#### [What the task requires]
Copy out lines with the word "JSON" from the material that follows.

─── Task data

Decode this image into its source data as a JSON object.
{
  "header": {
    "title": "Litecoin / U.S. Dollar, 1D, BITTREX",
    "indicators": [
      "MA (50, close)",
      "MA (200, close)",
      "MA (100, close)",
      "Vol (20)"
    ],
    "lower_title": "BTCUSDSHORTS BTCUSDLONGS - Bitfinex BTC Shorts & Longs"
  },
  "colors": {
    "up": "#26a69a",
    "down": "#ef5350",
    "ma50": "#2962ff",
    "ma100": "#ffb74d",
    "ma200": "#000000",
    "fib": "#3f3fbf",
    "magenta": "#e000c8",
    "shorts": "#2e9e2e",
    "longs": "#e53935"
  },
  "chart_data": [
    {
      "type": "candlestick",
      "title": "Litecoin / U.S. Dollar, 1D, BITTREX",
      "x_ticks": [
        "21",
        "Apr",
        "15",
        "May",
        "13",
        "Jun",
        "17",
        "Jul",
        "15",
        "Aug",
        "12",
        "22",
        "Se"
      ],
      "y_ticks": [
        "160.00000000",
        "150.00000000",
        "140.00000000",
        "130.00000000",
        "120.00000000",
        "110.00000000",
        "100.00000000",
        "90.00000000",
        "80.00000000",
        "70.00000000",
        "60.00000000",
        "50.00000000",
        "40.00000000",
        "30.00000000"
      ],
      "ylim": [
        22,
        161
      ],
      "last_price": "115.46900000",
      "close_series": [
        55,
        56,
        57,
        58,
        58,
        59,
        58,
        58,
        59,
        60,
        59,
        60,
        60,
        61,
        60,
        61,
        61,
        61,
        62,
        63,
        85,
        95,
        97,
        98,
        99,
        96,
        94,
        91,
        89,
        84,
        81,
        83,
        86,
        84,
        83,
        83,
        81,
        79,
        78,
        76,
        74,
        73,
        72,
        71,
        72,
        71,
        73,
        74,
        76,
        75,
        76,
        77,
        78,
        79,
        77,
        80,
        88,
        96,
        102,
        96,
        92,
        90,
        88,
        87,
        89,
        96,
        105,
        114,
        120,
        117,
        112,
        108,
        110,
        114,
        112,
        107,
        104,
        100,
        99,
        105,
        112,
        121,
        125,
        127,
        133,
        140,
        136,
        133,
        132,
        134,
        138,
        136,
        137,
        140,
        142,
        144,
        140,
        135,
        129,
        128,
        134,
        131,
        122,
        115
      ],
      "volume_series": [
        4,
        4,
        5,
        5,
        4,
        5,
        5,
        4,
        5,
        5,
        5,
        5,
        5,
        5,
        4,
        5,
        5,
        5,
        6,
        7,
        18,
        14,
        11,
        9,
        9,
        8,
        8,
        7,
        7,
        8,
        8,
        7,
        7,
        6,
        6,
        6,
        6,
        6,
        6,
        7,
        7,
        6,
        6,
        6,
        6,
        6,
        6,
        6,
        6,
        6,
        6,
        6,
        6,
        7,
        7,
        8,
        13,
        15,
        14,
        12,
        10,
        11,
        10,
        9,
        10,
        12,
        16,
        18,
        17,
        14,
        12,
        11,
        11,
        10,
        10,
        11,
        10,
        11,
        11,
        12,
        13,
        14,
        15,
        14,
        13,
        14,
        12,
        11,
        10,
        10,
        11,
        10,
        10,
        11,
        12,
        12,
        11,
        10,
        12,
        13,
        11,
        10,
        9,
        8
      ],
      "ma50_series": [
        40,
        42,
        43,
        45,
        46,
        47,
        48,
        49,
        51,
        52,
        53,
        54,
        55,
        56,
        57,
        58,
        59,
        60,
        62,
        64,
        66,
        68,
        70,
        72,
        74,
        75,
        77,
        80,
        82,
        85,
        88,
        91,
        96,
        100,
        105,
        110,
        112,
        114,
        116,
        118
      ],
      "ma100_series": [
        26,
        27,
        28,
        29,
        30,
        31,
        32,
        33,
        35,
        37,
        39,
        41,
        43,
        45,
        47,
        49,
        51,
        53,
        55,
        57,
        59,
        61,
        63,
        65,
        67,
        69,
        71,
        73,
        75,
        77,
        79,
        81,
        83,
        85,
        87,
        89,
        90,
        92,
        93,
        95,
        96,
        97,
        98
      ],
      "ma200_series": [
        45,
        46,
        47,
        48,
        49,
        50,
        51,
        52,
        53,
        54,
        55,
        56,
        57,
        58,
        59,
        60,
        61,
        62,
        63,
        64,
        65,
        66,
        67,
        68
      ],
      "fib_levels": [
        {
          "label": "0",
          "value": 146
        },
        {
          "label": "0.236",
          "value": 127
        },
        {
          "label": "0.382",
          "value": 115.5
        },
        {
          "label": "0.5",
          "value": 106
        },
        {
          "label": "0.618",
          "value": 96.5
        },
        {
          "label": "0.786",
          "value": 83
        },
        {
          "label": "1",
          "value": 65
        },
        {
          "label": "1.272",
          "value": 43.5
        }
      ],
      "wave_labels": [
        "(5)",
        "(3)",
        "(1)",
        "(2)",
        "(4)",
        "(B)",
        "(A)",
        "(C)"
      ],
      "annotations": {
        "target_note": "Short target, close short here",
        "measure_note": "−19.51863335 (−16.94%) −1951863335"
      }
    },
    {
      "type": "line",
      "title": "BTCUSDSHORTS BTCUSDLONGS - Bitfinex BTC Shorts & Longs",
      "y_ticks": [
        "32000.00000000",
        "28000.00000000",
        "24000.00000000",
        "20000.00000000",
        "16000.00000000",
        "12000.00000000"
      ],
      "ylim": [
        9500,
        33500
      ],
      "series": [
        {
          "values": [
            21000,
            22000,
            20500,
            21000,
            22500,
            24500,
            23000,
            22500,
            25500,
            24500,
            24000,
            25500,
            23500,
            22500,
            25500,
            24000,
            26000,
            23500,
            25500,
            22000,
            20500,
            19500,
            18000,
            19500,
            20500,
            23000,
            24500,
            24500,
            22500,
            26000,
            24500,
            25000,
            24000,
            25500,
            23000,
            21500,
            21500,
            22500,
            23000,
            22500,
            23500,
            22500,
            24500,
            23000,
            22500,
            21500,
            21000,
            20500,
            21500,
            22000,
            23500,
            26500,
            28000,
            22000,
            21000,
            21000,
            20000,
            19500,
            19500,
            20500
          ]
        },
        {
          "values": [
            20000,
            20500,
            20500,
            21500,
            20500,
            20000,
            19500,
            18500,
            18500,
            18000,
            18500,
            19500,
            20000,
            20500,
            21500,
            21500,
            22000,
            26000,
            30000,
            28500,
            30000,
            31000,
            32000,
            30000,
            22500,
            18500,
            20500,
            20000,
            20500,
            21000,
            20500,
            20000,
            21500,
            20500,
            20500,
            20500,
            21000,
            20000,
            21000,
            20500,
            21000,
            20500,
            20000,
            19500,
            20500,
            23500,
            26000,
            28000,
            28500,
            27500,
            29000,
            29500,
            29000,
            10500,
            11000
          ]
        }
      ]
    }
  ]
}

──────
─── Task data

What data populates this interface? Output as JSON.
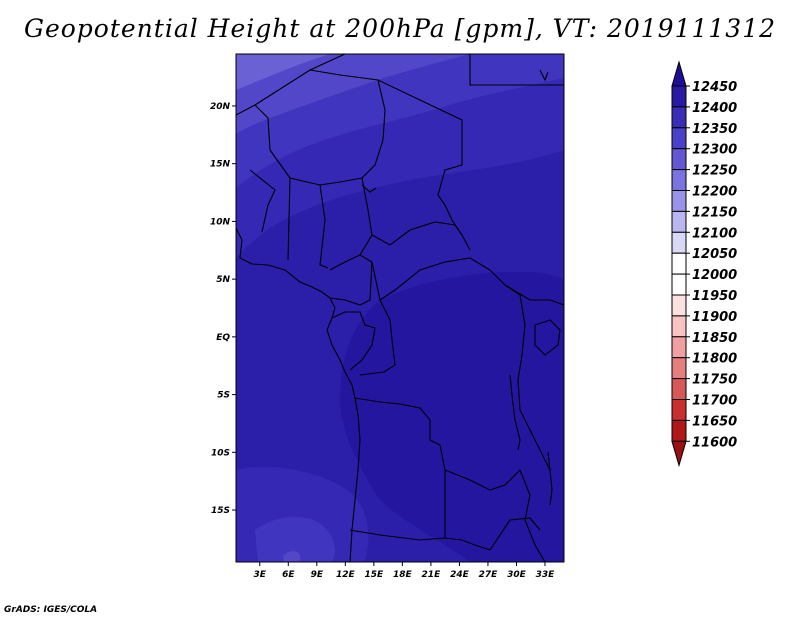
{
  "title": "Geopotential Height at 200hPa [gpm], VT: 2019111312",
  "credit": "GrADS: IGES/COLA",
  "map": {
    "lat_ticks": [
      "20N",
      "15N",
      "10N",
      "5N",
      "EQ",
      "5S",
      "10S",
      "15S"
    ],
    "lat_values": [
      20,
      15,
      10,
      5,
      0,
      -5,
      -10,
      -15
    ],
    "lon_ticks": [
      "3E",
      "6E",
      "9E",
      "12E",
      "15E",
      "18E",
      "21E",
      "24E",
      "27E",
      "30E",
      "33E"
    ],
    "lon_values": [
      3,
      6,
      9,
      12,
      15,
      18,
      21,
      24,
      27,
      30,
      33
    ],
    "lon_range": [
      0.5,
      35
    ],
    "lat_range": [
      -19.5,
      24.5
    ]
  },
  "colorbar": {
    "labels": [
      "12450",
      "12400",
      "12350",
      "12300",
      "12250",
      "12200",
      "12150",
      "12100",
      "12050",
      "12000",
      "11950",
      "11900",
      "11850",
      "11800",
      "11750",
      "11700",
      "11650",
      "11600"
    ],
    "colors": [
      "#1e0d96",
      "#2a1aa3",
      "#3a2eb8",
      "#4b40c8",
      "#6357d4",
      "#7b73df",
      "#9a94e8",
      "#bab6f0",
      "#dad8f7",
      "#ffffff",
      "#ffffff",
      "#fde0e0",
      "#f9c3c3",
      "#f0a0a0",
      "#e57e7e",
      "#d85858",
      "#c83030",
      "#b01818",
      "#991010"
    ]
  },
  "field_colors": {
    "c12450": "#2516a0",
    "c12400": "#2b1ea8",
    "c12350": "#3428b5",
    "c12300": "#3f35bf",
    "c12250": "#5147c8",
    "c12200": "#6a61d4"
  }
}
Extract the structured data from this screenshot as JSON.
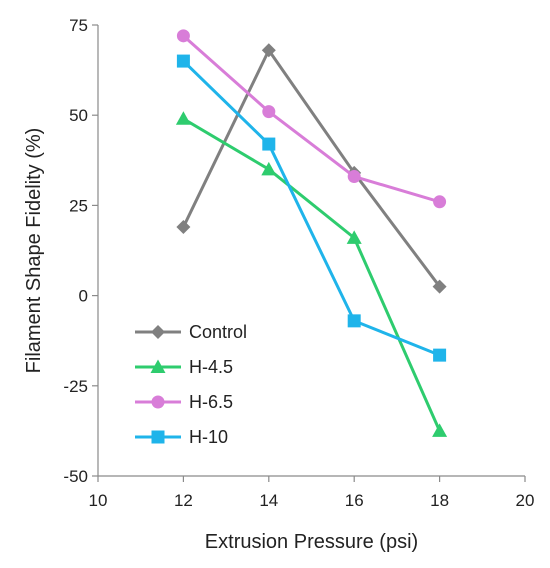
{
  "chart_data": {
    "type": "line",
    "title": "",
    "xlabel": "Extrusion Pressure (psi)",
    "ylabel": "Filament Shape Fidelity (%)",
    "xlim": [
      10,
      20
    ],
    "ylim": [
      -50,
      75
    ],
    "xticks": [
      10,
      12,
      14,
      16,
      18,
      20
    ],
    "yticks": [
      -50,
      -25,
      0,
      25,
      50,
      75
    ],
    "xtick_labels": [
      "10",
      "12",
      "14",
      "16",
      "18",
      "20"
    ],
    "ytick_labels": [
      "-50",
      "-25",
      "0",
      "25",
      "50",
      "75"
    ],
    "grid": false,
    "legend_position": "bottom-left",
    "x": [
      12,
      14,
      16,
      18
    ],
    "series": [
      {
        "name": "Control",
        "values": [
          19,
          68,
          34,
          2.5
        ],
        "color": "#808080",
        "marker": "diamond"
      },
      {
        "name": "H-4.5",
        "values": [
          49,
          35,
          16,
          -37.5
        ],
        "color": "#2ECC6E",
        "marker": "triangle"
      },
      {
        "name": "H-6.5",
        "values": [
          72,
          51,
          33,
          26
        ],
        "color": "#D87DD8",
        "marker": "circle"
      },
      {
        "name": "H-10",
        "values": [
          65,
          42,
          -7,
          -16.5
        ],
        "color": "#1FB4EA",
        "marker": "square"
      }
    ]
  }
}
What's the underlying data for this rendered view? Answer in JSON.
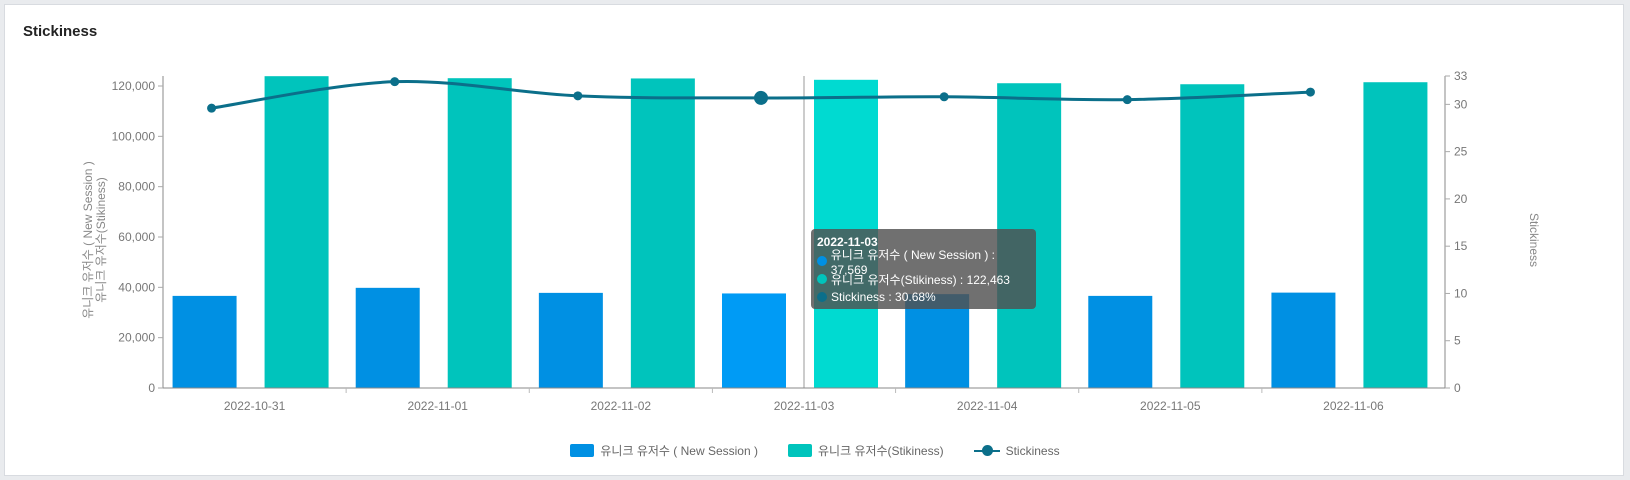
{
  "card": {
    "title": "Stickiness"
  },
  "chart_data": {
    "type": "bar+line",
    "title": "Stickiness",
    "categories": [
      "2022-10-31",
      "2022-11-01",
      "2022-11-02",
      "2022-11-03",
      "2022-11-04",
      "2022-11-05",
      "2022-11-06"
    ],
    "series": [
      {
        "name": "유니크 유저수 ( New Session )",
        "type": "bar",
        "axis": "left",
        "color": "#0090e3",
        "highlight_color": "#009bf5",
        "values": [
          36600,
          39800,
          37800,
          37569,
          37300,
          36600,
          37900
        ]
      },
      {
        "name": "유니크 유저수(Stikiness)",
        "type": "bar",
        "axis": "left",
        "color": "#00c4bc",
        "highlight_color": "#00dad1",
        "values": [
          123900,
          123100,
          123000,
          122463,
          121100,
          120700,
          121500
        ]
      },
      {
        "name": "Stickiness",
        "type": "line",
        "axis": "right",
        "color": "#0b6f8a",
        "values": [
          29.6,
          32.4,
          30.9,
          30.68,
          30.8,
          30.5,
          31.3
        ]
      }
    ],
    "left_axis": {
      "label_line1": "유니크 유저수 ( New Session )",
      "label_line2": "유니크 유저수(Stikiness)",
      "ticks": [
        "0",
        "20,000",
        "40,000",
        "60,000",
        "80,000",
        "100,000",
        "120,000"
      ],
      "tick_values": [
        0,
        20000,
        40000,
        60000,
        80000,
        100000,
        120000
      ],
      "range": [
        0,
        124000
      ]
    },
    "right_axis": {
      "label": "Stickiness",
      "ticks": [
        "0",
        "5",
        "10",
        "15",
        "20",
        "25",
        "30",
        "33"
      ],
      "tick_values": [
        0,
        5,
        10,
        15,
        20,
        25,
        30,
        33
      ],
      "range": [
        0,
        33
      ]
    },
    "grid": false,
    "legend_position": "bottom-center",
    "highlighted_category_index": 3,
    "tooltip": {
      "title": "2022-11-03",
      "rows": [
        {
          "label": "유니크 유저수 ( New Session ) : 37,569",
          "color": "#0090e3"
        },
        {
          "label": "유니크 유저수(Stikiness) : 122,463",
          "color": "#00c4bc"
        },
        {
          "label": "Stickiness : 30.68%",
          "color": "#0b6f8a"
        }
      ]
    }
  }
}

──────

#### [The completed task]
Decode this image into its source data as a JSON object.
What data populates this interface? Output as JSON.
Extract the structured data from this screenshot as JSON.
What's the underlying data for this rendered view? Answer in JSON.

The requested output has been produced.